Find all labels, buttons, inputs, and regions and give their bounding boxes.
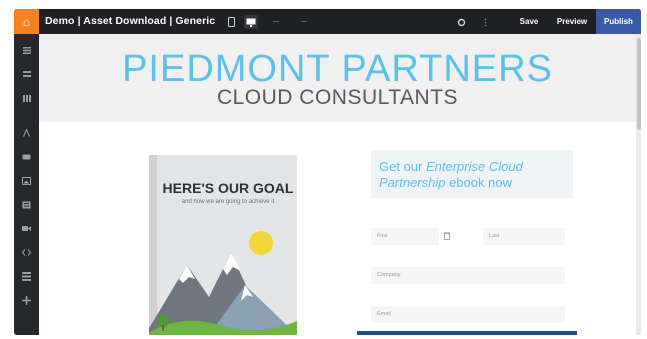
form-heading-prefix: Get our [379,159,426,174]
trash-icon[interactable] [440,229,454,243]
preview-button[interactable]: Preview [552,9,592,34]
last-name-field[interactable]: Last [483,228,565,245]
redo-icon[interactable] [301,21,307,22]
more-icon[interactable] [478,15,492,29]
company-placeholder: Company [377,272,401,278]
header-banner[interactable]: PIEDMONT PARTNERS CLOUD CONSULTANTS [39,34,636,122]
brand-heading: PIEDMONT PARTNERS [122,48,553,90]
brand-tagline: CLOUD CONSULTANTS [216,86,459,109]
ebook-cover-image[interactable]: HERE'S OUR GOAL and how we are going to … [149,155,297,335]
form-heading: Get our Enterprise Cloud Partnership ebo… [379,159,569,192]
last-name-placeholder: Last [489,233,500,239]
email-placeholder: Email [377,311,391,317]
button-icon[interactable] [20,150,33,163]
page-title: Demo | Asset Download | Generic [45,15,216,27]
gear-icon[interactable] [454,15,468,29]
desktop-icon[interactable] [244,15,258,29]
company-field[interactable]: Company [371,267,565,284]
home-icon[interactable]: ⌂ [14,9,39,34]
grid-icon[interactable] [20,270,33,283]
image-icon[interactable] [20,174,33,187]
submit-button[interactable] [357,331,577,335]
code-icon[interactable] [20,246,33,259]
rows-icon[interactable] [20,68,33,81]
undo-icon[interactable] [273,21,279,22]
book-heading: HERE'S OUR GOAL [162,180,294,196]
email-field[interactable]: Email [371,306,565,323]
columns-icon[interactable] [20,92,33,105]
element-sidebar [14,34,39,335]
save-button[interactable]: Save [510,9,548,34]
text-icon[interactable] [20,126,33,139]
editor-window: ⌂ Demo | Asset Download | Generic Save P… [14,9,641,335]
form-icon[interactable] [20,198,33,211]
add-icon[interactable] [20,294,33,307]
form-heading-suffix: ebook now [445,175,512,191]
mountain-illustration [149,231,297,335]
publish-button[interactable]: Publish [596,9,641,34]
mobile-icon[interactable] [224,15,238,29]
sections-icon[interactable] [20,44,33,57]
top-toolbar: ⌂ Demo | Asset Download | Generic Save P… [14,9,641,34]
book-subheading: and how we are going to achieve it [181,199,275,205]
canvas-scrollbar[interactable] [636,34,641,335]
page-canvas[interactable]: PIEDMONT PARTNERS CLOUD CONSULTANTS HERE… [39,34,641,335]
first-name-placeholder: First [377,233,388,239]
first-name-field[interactable]: First [371,228,439,245]
form-heading-box: Get our Enterprise Cloud Partnership ebo… [371,150,573,198]
video-icon[interactable] [20,222,33,235]
scrollbar-thumb[interactable] [637,38,641,130]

=====

## Stated problem
Copy all of these rows exactly as they are, leaving out the pictures.

## Output for this task
Find all labels, buttons, inputs, and regions and give their bounding boxes.
form-heading-prefix: Get our [379,159,426,174]
trash-icon[interactable] [440,229,454,243]
preview-button[interactable]: Preview [552,9,592,34]
last-name-field[interactable]: Last [483,228,565,245]
redo-icon[interactable] [301,21,307,22]
more-icon[interactable] [478,15,492,29]
company-placeholder: Company [377,272,401,278]
header-banner[interactable]: PIEDMONT PARTNERS CLOUD CONSULTANTS [39,34,636,122]
brand-heading: PIEDMONT PARTNERS [122,48,553,90]
brand-tagline: CLOUD CONSULTANTS [216,86,459,109]
ebook-cover-image[interactable]: HERE'S OUR GOAL and how we are going to … [149,155,297,335]
form-heading: Get our Enterprise Cloud Partnership ebo… [379,159,569,192]
last-name-placeholder: Last [489,233,500,239]
email-placeholder: Email [377,311,391,317]
button-icon[interactable] [20,150,33,163]
page-title: Demo | Asset Download | Generic [45,15,216,27]
gear-icon[interactable] [454,15,468,29]
desktop-icon[interactable] [244,15,258,29]
company-field[interactable]: Company [371,267,565,284]
home-icon[interactable]: ⌂ [14,9,39,34]
grid-icon[interactable] [20,270,33,283]
image-icon[interactable] [20,174,33,187]
submit-button[interactable] [357,331,577,335]
code-icon[interactable] [20,246,33,259]
rows-icon[interactable] [20,68,33,81]
undo-icon[interactable] [273,21,279,22]
book-heading: HERE'S OUR GOAL [162,180,294,196]
email-field[interactable]: Email [371,306,565,323]
columns-icon[interactable] [20,92,33,105]
element-sidebar [14,34,39,335]
save-button[interactable]: Save [510,9,548,34]
text-icon[interactable] [20,126,33,139]
editor-window: ⌂ Demo | Asset Download | Generic Save P… [14,9,641,335]
form-icon[interactable] [20,198,33,211]
add-icon[interactable] [20,294,33,307]
form-heading-suffix: ebook now [445,175,512,191]
mountain-illustration [149,231,297,335]
publish-button[interactable]: Publish [596,9,641,34]
mobile-icon[interactable] [224,15,238,29]
sections-icon[interactable] [20,44,33,57]
top-toolbar: ⌂ Demo | Asset Download | Generic Save P… [14,9,641,34]
book-subheading: and how we are going to achieve it [181,199,275,205]
canvas-scrollbar[interactable] [636,34,641,335]
page-canvas[interactable]: PIEDMONT PARTNERS CLOUD CONSULTANTS HERE… [39,34,641,335]
first-name-placeholder: First [377,233,388,239]
first-name-field[interactable]: First [371,228,439,245]
form-heading-box: Get our Enterprise Cloud Partnership ebo… [371,150,573,198]
video-icon[interactable] [20,222,33,235]
scrollbar-thumb[interactable] [637,38,641,130]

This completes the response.